Provided text:
Use of oral clonidine for sedation in ventilated paediatric intensive care patients

Objectives. We aimed to document our experience with oral clonidine when used as a sedative in combination with intravenous morphine and lorazepam in a group of mechanically ventilated children with single-organ, respiratory failure. In particular, our objectives were to establish the relationship between oral dose, plasma concentration, and sedative effect, and second, to document the side-effect profile. Design. Prospective, cohort study over a 72-h period. Setting. Regional paediatric intensive care unit. Patients and participants. Twenty-four children were enrolled (median age 3 months) of whom ten were excluded (six due to extubation before 72 h, three sedation failures, one protocol violation). Measurements and results. Plasma clonidine was measured using gas chromatography mass spectrometry, and sedation assessed using the COMFORT score. Using a dose of 3-5 mug/kg every 8 h, plasma concentrations appeared to plateau at approximately 41 h giving a mean value of 1.38 ng/ml (95% confidence interval 1.0-1.8). Adequate sedation was achieved during 82% (837/1022 h) of the study period; however, this decreased to 70.3% when analysed on an intention-to-treat basis. There was a concomitant overall decrease in the average hourly requirements for both morphine (P = 0.02) and lorazepam (P = 0.003). There were no documented episodes of bradycardia, hypotension or hyperglycaemia. Conclusions. Oral clonidine may be a safe and effective sedative in combination with morphine and lorazepam for young children with single-organ, respiratory failure. This agent may also exhibit opioid and benzodiazepine sparing effects in this patient group. A full pharmacokinetic study is warranted.

Assigned task:
In the clonidine abstract, what percentage of the study period had adequate sedation? Answer using only the clonidine abstract.

Records provided:
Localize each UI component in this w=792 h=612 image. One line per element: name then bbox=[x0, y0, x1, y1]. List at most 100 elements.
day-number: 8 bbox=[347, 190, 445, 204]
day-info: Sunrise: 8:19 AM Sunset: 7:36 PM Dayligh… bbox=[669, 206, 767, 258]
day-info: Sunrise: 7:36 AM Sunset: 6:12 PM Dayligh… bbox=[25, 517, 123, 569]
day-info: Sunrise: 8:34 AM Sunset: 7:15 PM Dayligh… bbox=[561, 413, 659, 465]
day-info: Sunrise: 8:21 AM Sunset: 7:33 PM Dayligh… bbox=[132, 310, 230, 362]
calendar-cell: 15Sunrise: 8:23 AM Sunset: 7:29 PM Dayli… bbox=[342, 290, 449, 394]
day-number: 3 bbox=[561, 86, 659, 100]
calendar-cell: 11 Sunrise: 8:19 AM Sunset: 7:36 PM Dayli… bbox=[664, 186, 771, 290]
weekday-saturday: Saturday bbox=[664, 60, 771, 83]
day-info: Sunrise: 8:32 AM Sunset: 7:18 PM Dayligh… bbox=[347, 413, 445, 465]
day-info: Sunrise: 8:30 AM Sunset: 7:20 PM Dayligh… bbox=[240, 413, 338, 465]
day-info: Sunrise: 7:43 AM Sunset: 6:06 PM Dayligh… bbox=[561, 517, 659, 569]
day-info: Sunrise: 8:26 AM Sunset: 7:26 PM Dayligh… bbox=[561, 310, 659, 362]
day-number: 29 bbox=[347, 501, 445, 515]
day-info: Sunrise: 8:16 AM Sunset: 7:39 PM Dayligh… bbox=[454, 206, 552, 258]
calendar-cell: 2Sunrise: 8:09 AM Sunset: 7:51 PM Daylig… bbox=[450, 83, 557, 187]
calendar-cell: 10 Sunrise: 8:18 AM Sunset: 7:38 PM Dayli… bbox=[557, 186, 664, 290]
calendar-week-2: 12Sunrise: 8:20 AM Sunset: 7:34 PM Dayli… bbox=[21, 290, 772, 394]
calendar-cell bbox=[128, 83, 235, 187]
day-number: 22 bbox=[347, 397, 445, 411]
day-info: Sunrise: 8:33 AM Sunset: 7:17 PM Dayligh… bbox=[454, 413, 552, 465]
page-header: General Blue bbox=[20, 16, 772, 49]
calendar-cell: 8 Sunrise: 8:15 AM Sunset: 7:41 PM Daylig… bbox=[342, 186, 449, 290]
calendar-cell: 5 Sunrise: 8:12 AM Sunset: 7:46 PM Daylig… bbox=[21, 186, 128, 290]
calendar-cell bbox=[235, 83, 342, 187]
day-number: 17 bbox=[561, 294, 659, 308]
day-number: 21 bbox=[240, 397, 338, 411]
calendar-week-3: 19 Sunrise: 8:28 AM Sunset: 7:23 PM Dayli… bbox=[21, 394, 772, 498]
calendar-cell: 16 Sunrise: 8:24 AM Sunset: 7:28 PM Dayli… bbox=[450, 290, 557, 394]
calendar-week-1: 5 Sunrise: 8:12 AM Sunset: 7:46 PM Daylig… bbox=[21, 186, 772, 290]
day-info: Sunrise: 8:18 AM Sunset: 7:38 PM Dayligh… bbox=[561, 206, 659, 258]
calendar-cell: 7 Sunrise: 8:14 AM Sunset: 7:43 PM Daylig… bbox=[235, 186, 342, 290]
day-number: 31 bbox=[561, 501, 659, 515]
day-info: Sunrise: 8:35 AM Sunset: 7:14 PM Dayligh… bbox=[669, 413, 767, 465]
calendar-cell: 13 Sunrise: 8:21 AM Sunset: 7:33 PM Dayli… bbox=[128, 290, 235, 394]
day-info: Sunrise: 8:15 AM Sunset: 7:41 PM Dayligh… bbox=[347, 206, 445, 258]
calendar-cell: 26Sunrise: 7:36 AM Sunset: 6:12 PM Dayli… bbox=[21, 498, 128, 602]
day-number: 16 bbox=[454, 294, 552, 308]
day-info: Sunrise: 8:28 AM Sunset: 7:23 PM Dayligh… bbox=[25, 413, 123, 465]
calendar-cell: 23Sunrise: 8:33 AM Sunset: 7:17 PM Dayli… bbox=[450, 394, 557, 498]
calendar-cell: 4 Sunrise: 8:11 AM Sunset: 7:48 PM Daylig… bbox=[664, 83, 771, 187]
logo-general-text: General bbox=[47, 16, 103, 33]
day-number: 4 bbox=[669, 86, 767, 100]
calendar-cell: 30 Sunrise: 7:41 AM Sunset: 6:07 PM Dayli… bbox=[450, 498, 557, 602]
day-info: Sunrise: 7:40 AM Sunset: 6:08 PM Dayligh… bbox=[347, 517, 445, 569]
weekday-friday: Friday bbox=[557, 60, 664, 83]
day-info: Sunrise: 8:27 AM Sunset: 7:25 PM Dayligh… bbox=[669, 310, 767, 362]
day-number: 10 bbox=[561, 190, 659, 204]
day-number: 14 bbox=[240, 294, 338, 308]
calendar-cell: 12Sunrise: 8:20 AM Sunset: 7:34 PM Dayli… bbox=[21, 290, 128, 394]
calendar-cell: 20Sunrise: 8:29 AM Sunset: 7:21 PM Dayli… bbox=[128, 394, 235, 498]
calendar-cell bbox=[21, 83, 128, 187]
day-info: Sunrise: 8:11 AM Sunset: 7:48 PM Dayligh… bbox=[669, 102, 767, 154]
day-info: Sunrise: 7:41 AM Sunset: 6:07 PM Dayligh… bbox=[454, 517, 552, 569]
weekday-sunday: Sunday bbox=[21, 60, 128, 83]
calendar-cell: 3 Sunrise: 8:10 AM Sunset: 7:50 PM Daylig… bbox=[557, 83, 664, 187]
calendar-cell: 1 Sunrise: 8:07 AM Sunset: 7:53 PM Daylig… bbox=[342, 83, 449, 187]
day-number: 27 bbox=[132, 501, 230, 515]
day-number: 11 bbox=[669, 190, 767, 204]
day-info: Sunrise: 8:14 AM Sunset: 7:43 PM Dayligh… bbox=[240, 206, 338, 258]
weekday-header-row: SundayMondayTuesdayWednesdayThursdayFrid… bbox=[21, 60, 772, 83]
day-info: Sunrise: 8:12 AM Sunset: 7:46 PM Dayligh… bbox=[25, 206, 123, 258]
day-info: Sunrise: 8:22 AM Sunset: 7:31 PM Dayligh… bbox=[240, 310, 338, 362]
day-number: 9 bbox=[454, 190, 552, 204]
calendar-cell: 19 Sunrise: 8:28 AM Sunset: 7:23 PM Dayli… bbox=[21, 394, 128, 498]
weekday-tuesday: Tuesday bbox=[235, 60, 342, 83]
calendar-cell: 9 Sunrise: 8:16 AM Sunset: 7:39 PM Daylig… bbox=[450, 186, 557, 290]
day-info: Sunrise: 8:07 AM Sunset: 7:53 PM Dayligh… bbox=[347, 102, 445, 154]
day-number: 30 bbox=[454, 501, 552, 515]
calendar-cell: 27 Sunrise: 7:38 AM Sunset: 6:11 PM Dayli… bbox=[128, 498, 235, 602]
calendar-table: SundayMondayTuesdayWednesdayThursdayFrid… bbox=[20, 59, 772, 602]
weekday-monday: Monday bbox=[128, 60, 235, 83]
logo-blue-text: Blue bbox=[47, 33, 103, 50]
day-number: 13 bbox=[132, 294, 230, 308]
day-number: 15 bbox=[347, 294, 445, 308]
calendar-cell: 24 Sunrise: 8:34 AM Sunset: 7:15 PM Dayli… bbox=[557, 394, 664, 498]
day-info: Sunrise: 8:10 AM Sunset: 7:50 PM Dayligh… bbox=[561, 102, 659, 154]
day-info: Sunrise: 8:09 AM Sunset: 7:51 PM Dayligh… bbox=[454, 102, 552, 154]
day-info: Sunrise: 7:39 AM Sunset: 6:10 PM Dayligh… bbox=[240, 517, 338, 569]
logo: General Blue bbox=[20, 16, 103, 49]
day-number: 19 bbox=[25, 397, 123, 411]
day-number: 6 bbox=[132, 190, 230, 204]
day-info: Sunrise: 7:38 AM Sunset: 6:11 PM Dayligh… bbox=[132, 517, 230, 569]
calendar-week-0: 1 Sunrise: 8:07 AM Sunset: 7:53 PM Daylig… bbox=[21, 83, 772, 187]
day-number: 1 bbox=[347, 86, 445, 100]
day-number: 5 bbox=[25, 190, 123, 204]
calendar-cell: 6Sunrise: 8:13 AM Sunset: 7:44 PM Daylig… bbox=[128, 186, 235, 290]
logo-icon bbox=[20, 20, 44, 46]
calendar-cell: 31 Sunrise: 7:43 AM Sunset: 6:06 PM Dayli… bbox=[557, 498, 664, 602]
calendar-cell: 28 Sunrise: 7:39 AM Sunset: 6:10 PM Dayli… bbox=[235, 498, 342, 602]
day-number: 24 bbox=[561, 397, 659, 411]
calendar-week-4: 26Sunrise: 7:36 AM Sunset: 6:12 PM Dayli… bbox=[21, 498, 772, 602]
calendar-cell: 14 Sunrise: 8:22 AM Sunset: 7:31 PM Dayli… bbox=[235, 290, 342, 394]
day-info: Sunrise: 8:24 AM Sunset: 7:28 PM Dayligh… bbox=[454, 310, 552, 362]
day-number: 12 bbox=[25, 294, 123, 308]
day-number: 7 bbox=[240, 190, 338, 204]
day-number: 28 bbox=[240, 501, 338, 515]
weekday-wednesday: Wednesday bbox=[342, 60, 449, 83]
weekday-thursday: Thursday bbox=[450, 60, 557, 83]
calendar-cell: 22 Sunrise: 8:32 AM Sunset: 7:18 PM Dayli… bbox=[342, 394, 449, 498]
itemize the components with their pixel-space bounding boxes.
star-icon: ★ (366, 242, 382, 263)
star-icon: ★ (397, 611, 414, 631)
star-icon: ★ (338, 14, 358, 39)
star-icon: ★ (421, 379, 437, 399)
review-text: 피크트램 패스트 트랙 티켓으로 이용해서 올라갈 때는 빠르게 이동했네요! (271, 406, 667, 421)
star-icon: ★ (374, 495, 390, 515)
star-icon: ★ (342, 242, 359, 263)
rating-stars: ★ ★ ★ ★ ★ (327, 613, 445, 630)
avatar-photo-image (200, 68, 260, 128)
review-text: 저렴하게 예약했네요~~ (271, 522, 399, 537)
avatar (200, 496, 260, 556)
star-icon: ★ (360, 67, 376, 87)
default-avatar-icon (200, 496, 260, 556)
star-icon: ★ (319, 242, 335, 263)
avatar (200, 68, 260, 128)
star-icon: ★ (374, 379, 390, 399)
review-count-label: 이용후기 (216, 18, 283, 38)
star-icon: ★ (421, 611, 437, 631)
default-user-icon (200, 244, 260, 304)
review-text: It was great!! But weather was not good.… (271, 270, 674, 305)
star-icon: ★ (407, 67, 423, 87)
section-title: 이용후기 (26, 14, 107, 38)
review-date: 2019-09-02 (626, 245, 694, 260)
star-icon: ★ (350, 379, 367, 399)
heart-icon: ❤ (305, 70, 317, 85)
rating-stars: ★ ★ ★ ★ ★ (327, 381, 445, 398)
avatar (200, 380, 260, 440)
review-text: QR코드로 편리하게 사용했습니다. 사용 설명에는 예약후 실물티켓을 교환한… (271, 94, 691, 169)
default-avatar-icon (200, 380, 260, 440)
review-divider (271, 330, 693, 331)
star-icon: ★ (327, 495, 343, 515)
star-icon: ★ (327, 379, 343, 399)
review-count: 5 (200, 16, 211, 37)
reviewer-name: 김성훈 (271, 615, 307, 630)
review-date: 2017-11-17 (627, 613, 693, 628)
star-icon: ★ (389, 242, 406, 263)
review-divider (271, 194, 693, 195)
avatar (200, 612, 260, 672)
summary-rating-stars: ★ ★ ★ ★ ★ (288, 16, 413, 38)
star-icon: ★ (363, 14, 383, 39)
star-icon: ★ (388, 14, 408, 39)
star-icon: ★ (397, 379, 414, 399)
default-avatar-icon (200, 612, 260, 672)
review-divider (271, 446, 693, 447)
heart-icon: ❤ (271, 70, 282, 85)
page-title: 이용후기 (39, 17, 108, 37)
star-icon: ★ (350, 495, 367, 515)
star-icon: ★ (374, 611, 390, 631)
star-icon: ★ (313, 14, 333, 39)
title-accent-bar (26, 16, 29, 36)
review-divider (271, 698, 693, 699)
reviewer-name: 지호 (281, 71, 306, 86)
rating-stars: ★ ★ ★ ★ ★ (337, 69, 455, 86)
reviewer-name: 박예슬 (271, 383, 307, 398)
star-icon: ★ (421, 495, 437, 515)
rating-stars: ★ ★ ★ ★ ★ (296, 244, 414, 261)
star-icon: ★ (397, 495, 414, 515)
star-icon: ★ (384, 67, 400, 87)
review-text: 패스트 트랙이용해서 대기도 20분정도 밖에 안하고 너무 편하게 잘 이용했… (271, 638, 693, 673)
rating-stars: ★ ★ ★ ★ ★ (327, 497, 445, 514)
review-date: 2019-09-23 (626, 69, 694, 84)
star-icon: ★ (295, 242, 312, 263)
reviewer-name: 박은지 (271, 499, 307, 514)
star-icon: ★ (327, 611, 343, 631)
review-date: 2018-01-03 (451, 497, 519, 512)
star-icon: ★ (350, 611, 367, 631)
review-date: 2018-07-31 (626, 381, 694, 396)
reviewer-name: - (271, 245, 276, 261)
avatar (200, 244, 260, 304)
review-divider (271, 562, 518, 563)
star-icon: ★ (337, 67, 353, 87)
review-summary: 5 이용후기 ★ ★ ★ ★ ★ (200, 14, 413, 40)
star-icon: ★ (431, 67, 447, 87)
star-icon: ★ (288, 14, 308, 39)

Output of the exercise:
82% (837/1022 h)